EXERCISE INSTRUCTIONS: Provide a single number: the count of lines containing the string "data".

Figure record extracts:
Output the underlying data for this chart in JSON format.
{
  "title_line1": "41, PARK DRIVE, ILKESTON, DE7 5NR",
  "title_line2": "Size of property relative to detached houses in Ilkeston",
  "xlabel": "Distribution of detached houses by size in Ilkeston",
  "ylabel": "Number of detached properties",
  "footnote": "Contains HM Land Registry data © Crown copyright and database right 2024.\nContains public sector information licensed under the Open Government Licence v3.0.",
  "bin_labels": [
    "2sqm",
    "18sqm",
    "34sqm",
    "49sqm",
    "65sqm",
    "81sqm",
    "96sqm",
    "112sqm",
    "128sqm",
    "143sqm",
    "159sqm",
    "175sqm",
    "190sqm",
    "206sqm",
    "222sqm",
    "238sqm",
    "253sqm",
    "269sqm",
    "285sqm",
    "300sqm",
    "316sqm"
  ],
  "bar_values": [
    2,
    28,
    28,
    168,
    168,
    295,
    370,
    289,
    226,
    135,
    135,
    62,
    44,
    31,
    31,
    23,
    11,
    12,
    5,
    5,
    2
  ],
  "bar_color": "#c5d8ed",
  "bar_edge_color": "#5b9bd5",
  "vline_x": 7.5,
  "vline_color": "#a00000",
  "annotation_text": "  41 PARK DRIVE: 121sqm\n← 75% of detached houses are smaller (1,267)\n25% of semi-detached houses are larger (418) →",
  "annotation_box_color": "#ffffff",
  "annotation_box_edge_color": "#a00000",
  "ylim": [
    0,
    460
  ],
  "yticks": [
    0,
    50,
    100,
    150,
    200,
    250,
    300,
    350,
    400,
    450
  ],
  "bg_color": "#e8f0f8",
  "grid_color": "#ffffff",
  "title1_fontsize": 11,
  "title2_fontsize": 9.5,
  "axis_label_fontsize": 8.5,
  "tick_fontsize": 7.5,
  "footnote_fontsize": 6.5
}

COMPLETED TASK: 2